Work instructions:
Locate every line that holds the string "report" and copy it.

╭─ Rows

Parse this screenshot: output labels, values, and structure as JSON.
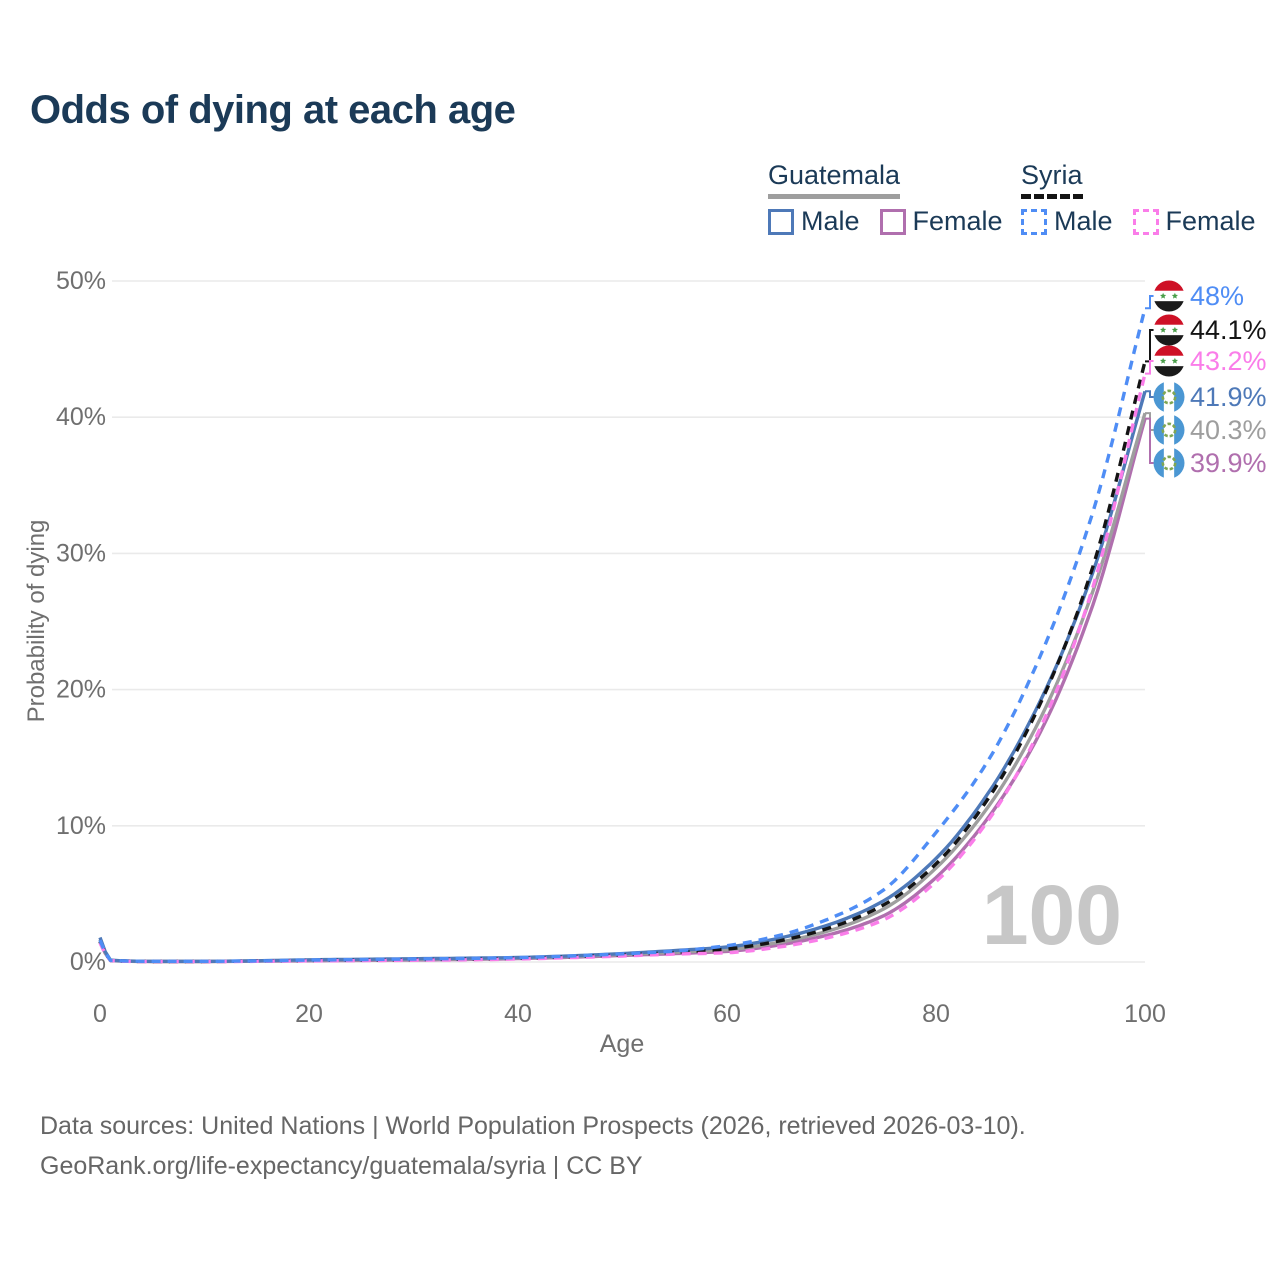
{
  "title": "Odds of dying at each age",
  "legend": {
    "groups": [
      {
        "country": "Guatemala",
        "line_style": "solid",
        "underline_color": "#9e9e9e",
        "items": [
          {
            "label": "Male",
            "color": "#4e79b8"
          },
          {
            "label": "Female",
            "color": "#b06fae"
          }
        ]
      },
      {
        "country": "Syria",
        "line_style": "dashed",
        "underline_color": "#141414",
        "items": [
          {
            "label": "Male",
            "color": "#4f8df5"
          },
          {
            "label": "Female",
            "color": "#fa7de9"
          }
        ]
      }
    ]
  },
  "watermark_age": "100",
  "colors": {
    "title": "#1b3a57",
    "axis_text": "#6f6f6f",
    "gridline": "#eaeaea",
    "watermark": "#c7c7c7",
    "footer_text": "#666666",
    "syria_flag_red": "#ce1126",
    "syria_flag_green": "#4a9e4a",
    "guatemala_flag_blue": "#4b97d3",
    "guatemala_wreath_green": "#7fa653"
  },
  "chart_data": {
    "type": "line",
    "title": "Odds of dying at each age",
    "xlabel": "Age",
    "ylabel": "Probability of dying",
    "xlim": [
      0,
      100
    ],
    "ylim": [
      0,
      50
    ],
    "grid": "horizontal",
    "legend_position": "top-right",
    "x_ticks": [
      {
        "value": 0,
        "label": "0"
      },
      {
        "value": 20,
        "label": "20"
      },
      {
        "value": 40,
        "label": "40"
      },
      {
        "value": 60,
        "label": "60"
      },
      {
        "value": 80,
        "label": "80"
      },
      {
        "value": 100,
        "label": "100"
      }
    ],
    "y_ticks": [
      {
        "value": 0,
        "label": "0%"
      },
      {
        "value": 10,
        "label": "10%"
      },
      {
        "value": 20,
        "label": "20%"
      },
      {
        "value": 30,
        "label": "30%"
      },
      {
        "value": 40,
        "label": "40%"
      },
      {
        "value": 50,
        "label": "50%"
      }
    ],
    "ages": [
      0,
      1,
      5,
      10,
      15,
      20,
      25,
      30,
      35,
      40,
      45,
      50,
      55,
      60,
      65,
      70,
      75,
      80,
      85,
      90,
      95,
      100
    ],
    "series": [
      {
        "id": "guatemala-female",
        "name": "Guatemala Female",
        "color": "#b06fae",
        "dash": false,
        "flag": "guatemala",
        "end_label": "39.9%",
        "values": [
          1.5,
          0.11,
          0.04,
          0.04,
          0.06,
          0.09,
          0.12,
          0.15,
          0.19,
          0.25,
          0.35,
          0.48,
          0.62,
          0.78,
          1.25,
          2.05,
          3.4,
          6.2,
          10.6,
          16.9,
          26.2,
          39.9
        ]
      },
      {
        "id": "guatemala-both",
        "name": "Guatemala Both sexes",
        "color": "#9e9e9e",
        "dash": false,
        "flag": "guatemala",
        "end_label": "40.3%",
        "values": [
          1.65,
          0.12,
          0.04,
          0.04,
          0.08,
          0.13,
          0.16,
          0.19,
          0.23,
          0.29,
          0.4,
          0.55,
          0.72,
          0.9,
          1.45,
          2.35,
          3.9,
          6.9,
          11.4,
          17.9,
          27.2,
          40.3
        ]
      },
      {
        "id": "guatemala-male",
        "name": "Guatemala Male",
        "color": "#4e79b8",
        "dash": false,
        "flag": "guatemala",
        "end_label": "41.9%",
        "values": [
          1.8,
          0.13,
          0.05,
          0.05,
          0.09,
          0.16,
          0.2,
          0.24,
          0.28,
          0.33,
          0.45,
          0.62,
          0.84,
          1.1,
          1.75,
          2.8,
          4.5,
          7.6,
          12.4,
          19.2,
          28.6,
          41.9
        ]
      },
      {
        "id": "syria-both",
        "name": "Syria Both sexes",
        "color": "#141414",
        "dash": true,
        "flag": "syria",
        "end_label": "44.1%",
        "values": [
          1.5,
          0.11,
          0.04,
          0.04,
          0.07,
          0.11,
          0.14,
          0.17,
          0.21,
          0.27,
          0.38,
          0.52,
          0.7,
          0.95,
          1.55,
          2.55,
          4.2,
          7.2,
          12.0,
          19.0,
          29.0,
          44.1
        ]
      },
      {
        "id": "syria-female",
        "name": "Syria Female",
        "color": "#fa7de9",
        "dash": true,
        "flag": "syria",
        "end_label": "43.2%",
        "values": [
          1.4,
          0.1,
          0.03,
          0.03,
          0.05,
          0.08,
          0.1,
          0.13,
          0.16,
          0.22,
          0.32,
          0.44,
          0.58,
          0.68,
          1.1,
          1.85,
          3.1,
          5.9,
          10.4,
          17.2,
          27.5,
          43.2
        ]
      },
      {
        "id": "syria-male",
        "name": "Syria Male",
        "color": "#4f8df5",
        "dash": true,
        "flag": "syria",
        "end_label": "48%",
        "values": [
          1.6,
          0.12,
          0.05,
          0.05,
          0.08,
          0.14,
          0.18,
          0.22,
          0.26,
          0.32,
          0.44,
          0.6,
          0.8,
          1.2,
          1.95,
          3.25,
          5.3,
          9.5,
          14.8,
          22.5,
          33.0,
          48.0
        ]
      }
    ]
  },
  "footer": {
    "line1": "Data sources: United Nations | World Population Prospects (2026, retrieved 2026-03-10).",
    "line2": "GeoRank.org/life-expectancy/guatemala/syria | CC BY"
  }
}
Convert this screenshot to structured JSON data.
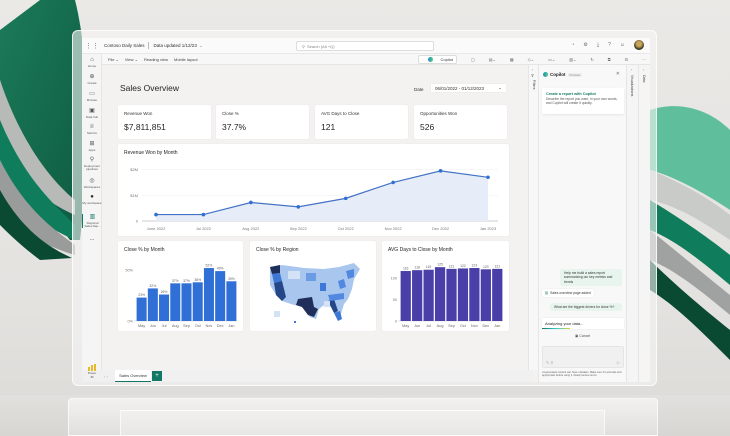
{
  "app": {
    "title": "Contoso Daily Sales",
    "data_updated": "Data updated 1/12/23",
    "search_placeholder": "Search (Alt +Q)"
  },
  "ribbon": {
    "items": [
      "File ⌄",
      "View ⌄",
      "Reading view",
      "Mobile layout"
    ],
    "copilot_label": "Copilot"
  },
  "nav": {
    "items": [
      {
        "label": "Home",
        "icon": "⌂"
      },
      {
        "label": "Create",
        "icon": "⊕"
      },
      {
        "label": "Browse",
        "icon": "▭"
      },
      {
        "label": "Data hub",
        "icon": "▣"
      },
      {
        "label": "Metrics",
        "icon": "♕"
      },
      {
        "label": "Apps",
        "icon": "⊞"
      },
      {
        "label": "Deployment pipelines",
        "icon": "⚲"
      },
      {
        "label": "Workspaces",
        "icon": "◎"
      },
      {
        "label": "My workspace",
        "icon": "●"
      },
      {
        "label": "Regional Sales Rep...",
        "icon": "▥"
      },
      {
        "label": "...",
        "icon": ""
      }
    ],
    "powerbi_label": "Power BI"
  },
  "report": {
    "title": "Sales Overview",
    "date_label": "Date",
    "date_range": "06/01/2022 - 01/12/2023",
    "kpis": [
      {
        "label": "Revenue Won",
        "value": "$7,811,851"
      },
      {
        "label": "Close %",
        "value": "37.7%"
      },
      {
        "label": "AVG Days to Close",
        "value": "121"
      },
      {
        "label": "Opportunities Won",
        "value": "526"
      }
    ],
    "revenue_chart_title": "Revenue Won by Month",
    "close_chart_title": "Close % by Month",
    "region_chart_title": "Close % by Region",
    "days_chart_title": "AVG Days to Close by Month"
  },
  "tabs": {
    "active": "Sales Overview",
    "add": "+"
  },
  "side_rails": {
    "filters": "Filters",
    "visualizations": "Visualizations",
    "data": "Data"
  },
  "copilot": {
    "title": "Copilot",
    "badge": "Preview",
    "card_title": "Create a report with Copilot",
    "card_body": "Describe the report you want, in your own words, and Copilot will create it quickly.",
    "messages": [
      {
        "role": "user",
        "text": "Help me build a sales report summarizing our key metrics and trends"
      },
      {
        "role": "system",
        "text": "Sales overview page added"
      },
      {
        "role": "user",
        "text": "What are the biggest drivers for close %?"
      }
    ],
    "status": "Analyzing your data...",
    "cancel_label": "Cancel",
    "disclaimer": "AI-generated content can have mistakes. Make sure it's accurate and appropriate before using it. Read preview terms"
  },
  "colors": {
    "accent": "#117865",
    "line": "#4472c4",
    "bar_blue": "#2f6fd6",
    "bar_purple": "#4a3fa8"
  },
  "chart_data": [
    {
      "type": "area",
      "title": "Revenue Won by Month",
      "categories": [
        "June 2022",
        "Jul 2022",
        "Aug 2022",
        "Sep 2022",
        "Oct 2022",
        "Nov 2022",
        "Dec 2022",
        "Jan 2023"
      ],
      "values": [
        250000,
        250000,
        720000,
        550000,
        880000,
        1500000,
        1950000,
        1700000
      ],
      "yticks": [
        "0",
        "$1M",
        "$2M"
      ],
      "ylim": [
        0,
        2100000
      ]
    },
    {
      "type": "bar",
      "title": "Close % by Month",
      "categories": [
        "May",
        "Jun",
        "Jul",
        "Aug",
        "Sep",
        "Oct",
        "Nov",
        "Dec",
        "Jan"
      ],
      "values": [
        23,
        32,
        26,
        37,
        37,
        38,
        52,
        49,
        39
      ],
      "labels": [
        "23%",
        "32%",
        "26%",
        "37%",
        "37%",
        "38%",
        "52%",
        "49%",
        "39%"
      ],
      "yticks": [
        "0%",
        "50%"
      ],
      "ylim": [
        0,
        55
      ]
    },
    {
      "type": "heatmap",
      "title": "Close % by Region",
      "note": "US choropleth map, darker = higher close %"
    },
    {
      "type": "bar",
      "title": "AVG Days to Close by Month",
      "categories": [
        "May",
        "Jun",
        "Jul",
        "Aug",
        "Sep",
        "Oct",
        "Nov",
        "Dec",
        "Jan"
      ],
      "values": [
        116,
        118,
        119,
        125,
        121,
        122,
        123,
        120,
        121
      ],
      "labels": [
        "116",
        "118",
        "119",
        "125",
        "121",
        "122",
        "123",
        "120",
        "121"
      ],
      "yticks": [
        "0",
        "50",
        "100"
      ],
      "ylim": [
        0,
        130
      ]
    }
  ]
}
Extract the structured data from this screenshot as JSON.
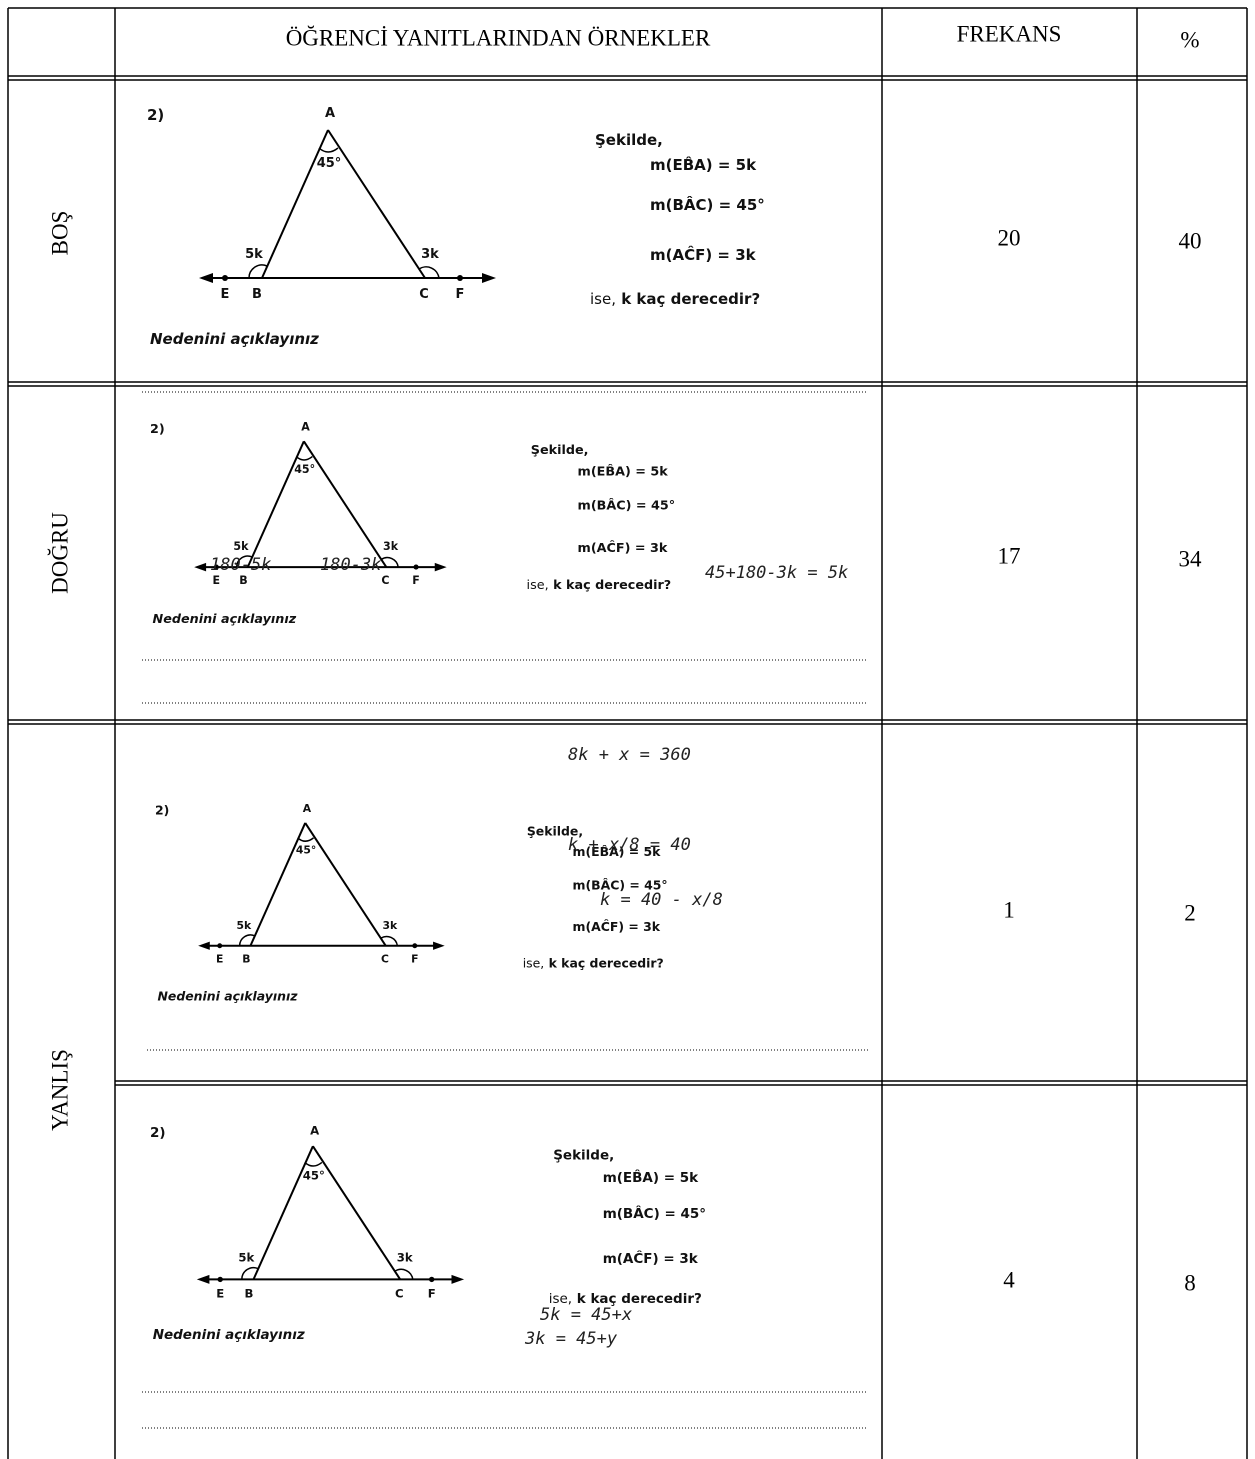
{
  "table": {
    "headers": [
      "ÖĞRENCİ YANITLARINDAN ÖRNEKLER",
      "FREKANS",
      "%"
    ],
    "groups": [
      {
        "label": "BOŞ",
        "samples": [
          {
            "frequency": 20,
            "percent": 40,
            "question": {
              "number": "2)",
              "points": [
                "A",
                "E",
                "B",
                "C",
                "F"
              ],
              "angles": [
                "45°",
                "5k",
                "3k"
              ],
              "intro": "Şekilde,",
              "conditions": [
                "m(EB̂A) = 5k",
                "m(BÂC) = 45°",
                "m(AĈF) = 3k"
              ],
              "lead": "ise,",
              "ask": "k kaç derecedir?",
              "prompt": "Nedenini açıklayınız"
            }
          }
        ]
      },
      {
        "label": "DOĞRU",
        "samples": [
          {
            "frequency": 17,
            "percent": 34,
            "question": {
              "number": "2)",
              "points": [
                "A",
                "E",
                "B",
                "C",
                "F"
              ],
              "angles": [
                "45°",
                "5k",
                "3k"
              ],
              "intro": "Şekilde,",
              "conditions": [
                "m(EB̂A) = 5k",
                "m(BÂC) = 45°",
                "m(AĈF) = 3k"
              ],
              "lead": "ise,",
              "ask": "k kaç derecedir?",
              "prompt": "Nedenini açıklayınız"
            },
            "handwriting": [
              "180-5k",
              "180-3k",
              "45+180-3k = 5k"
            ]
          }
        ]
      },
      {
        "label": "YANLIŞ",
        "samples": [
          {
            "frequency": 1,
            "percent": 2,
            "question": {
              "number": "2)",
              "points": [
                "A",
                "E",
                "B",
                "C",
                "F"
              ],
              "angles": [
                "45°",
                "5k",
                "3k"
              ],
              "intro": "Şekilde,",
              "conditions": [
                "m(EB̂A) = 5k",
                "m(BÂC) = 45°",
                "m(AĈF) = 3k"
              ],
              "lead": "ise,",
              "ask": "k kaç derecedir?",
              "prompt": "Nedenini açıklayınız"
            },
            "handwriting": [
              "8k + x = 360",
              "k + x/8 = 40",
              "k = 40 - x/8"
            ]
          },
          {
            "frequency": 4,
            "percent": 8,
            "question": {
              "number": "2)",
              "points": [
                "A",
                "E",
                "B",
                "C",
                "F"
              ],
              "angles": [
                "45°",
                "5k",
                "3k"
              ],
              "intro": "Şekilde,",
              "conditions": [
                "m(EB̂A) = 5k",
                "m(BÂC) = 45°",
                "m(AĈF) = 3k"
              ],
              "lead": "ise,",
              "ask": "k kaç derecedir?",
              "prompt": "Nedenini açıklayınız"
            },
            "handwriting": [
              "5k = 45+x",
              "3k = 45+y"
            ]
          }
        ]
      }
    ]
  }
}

╰─

Output:
  "report": {
    "card_title": "Create a report with Copilot",
    "card_body": "Describe the report you want, in your own words, and Copilot will create it quickly.",
        "text": "Help me build a sales report summarizing our key metrics and trends"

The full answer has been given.